*INSTRUCTIONS TO FOLLOW:* Wherever the string "surprise" occurs in a line of these records, report that line.

═══ RECORDS FOR PROCESSING

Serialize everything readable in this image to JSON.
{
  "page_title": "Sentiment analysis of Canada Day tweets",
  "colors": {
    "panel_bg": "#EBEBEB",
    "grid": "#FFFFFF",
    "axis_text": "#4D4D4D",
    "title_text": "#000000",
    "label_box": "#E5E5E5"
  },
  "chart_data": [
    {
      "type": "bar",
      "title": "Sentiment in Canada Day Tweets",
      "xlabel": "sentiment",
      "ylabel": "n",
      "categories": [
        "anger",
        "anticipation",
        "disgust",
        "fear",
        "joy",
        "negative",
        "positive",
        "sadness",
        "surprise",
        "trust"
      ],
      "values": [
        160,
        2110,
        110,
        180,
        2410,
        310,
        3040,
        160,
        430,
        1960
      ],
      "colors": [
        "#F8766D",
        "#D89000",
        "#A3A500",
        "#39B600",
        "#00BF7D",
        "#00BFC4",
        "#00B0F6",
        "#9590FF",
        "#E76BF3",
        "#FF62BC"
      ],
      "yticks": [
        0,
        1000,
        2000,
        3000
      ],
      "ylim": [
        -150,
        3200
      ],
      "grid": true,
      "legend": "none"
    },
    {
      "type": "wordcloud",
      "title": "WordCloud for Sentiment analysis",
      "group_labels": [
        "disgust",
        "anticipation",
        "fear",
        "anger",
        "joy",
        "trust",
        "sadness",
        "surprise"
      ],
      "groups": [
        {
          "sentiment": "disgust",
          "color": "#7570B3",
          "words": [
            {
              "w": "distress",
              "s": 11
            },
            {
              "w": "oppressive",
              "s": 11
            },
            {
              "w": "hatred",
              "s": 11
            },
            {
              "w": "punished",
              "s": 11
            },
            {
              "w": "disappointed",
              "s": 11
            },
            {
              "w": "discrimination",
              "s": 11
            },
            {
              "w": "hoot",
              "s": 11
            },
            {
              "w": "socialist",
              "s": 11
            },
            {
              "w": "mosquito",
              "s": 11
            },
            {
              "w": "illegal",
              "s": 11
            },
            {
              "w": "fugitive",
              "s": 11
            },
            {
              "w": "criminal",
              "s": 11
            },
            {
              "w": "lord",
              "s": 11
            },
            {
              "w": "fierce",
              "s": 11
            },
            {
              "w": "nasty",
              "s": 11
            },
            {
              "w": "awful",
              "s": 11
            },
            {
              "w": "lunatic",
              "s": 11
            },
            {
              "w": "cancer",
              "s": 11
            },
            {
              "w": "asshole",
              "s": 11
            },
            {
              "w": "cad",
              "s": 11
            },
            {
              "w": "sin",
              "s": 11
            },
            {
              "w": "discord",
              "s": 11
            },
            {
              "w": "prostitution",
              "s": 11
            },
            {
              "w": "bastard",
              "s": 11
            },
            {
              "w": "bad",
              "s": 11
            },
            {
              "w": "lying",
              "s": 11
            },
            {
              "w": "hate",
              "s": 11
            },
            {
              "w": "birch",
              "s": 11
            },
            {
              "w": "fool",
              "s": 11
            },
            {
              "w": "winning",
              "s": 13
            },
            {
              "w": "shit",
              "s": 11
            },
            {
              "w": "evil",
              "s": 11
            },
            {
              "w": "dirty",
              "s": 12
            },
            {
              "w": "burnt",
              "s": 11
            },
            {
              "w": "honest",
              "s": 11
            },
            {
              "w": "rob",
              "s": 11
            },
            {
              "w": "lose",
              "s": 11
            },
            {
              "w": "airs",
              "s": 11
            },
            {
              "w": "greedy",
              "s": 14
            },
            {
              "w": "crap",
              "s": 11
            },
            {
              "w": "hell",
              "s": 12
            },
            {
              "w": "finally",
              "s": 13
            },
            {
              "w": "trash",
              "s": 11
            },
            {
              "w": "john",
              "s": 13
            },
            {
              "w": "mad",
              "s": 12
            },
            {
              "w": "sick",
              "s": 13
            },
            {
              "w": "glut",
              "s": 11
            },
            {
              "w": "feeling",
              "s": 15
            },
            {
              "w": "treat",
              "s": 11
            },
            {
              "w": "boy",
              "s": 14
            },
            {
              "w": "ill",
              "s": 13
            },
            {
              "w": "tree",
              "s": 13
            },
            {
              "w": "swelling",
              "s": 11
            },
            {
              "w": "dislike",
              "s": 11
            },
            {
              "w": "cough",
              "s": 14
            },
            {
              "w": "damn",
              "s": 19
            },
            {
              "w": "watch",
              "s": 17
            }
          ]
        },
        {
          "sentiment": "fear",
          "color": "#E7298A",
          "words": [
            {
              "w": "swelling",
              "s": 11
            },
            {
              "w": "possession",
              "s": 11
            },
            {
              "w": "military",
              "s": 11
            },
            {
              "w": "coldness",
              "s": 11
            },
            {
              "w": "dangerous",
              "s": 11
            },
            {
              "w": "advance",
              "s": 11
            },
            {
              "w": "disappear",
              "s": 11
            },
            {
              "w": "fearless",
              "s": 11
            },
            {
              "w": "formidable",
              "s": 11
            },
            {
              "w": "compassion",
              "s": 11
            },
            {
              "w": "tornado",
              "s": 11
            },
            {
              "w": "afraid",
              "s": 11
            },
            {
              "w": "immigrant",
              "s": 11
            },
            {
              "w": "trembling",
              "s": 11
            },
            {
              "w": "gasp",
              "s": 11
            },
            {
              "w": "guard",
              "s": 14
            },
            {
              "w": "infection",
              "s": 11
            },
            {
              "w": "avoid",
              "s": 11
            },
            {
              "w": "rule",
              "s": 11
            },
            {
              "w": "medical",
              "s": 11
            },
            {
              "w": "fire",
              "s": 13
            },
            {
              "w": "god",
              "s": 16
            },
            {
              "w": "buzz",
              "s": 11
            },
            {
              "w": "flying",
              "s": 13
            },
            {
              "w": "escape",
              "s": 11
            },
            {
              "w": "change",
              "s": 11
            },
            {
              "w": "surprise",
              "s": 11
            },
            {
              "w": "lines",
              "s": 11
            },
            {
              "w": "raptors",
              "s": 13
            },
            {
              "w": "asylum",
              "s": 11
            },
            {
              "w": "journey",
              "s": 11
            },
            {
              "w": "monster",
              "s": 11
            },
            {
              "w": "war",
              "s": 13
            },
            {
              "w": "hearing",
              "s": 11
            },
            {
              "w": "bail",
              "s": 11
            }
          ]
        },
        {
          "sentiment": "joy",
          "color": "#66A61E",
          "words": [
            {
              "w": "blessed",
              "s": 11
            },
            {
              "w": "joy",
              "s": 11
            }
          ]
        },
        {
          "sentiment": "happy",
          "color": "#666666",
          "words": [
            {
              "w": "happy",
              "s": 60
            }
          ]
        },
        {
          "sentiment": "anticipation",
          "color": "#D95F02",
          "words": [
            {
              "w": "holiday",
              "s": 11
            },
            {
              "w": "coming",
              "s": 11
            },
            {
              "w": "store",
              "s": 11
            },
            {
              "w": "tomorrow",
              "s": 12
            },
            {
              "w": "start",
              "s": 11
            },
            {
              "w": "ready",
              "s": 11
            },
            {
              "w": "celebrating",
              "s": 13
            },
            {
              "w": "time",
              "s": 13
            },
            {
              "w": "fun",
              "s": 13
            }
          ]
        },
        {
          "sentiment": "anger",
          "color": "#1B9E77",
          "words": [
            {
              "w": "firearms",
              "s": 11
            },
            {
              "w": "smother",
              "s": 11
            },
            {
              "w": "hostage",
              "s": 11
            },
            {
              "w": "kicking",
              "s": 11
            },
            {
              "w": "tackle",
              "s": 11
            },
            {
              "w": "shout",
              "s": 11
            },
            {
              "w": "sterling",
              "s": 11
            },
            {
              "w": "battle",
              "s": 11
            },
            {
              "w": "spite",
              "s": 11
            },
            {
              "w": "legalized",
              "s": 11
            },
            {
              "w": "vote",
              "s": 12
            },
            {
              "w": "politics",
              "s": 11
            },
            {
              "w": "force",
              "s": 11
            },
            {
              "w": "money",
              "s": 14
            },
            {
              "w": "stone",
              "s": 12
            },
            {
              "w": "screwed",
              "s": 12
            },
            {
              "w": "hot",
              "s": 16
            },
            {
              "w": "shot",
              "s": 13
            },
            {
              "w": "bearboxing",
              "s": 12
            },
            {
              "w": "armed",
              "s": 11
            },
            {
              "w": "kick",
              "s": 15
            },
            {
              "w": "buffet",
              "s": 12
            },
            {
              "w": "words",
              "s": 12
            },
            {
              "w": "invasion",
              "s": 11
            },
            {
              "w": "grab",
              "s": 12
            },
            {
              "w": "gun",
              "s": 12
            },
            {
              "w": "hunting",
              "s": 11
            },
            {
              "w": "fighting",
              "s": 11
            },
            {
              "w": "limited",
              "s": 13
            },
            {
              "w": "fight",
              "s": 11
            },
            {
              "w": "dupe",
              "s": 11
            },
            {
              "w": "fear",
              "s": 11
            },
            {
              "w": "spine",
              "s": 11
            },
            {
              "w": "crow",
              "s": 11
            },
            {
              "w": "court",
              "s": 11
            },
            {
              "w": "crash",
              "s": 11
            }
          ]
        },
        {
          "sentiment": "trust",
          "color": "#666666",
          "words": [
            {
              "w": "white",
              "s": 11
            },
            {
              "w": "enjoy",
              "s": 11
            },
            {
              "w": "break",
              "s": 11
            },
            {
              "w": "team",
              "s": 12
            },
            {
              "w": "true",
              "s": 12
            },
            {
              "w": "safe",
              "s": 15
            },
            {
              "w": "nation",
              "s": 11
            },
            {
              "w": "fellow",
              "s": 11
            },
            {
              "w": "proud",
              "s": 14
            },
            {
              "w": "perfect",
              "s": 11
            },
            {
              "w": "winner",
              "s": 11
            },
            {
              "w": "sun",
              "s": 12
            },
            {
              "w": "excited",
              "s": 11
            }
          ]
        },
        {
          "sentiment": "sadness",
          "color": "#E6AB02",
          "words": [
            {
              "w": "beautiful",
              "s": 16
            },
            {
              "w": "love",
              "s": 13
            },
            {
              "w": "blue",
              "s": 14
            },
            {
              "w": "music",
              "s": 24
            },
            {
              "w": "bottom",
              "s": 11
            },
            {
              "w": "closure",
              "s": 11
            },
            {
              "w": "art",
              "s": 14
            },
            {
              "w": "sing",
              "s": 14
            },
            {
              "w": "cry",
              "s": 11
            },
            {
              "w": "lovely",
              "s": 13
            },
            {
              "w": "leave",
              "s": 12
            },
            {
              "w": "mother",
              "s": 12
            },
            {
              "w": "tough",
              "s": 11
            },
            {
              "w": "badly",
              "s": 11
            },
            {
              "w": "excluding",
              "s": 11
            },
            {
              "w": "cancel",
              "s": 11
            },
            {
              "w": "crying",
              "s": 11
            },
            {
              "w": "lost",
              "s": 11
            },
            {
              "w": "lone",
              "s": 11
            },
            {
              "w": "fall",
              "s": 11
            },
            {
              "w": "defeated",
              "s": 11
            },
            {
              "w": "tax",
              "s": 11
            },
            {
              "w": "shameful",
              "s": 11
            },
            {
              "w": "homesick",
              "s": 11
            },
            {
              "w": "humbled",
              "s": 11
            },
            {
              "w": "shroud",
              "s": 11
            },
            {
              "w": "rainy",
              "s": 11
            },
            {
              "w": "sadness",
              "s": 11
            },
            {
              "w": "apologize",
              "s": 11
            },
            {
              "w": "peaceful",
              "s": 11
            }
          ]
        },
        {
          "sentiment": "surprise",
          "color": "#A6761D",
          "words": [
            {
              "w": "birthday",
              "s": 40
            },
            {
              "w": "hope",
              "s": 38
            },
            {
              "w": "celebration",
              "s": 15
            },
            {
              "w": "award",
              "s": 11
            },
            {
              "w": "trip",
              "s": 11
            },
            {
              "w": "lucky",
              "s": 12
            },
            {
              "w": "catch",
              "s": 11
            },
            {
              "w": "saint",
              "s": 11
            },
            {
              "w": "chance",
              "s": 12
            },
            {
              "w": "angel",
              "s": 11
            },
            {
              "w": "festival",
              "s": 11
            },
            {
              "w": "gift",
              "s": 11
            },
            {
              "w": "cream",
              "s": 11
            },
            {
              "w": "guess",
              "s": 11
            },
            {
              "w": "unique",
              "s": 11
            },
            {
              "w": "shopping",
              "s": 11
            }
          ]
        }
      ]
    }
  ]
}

══════

*FINAL RESULT:*
        "surprise",
        "surprise"
              "w": "surprise",
          "sentiment": "surprise",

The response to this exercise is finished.